>>>>>

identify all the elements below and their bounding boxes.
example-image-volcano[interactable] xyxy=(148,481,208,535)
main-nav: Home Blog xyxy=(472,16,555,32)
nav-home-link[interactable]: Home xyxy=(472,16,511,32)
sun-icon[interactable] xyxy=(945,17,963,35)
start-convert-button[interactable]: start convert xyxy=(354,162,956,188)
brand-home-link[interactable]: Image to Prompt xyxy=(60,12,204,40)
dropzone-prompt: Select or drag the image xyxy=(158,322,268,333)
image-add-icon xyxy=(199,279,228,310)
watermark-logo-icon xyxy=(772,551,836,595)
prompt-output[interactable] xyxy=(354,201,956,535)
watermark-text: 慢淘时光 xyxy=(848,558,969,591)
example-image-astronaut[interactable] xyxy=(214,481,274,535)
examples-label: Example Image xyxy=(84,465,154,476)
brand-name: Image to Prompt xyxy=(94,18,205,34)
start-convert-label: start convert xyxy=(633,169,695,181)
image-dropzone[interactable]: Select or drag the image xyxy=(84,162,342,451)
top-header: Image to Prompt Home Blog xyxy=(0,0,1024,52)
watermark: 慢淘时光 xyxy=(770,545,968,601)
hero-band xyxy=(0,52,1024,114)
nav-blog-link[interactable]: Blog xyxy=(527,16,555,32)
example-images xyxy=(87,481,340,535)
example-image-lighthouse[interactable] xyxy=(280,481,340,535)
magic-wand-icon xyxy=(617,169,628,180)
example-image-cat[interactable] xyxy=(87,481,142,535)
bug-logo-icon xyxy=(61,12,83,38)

<<<<<

### Aim of the exercise
Reproduce verbatim the lines of the listing from its start through the line holding "magic-wand-icon xyxy=(617,169,628,180)", inclusive.

### Result for this exercise
identify all the elements below and their bounding boxes.
example-image-volcano[interactable] xyxy=(148,481,208,535)
main-nav: Home Blog xyxy=(472,16,555,32)
nav-home-link[interactable]: Home xyxy=(472,16,511,32)
sun-icon[interactable] xyxy=(945,17,963,35)
start-convert-button[interactable]: start convert xyxy=(354,162,956,188)
brand-home-link[interactable]: Image to Prompt xyxy=(60,12,204,40)
dropzone-prompt: Select or drag the image xyxy=(158,322,268,333)
image-add-icon xyxy=(199,279,228,310)
watermark-logo-icon xyxy=(772,551,836,595)
prompt-output[interactable] xyxy=(354,201,956,535)
watermark-text: 慢淘时光 xyxy=(848,558,969,591)
example-image-astronaut[interactable] xyxy=(214,481,274,535)
examples-label: Example Image xyxy=(84,465,154,476)
brand-name: Image to Prompt xyxy=(94,18,205,34)
start-convert-label: start convert xyxy=(633,169,695,181)
image-dropzone[interactable]: Select or drag the image xyxy=(84,162,342,451)
top-header: Image to Prompt Home Blog xyxy=(0,0,1024,52)
watermark: 慢淘时光 xyxy=(770,545,968,601)
hero-band xyxy=(0,52,1024,114)
nav-blog-link[interactable]: Blog xyxy=(527,16,555,32)
example-images xyxy=(87,481,340,535)
example-image-lighthouse[interactable] xyxy=(280,481,340,535)
magic-wand-icon xyxy=(617,169,628,180)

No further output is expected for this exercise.